#### [GIVEN TASK]
Search the listing below for the string "doctors" and copy every line where it occurs.

#### [DATA PROVIDED]
— begin —

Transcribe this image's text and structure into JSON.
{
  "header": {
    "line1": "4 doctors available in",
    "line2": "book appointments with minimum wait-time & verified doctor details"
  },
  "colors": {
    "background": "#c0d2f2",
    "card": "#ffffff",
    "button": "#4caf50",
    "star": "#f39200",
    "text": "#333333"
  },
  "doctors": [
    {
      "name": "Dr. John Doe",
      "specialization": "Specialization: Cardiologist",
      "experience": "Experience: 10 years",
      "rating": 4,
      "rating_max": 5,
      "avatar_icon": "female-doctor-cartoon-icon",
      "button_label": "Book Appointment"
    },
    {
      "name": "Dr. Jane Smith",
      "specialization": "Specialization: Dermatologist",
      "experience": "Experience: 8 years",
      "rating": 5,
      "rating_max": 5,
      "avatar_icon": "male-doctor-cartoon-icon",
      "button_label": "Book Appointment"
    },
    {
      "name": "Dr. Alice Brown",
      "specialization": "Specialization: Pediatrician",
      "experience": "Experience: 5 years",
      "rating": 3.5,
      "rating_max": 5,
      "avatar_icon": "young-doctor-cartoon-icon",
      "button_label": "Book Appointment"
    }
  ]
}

— end —
— begin —

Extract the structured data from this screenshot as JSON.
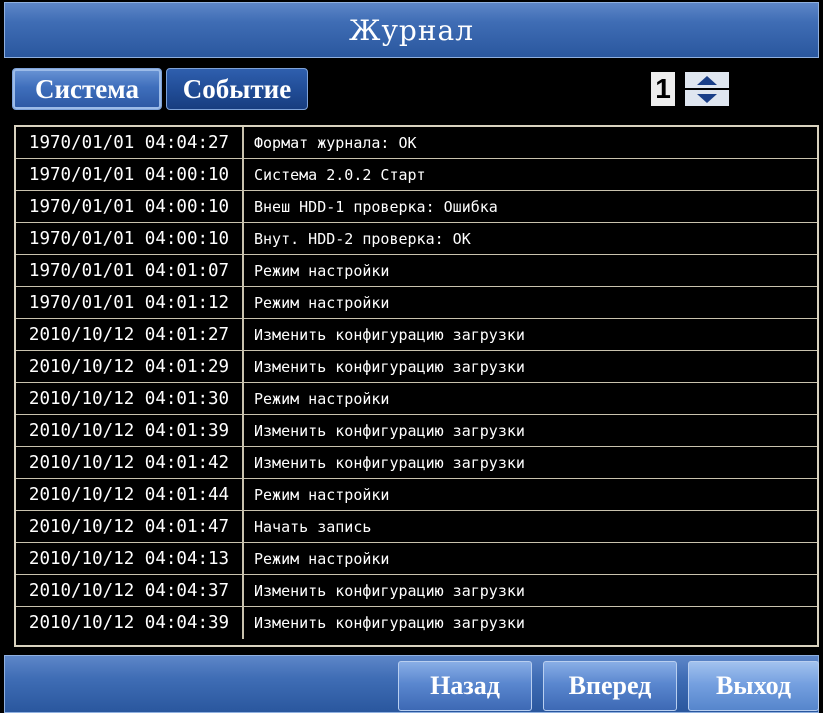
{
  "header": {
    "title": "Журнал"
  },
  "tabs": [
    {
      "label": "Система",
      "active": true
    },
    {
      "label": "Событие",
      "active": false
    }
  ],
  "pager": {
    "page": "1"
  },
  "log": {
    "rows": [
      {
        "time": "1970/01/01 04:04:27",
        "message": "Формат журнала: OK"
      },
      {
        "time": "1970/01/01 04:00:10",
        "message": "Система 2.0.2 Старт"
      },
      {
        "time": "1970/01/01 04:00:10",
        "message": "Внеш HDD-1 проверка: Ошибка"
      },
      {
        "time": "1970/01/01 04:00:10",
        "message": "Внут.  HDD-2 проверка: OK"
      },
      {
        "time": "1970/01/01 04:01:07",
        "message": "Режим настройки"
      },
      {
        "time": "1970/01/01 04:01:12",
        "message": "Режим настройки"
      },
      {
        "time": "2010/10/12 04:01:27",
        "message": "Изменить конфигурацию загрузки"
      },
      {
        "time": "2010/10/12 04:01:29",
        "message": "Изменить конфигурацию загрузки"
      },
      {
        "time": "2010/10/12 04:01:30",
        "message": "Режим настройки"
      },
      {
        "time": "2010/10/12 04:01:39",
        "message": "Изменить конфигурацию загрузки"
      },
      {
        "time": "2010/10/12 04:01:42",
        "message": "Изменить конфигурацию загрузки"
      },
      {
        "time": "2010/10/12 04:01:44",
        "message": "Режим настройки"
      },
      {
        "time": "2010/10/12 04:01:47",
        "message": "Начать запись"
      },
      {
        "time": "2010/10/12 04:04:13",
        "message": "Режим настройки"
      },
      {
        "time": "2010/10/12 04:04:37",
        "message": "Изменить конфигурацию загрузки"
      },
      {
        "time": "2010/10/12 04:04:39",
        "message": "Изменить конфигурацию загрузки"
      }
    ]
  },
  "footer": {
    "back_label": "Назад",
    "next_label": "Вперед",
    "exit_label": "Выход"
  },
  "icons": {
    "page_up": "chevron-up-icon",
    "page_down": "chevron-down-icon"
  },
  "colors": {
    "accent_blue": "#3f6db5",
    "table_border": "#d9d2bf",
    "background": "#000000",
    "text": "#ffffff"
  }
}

— end —

#### [OUTPUT OF THE TASK]
    "line1": "4 doctors available in",
  "doctors": [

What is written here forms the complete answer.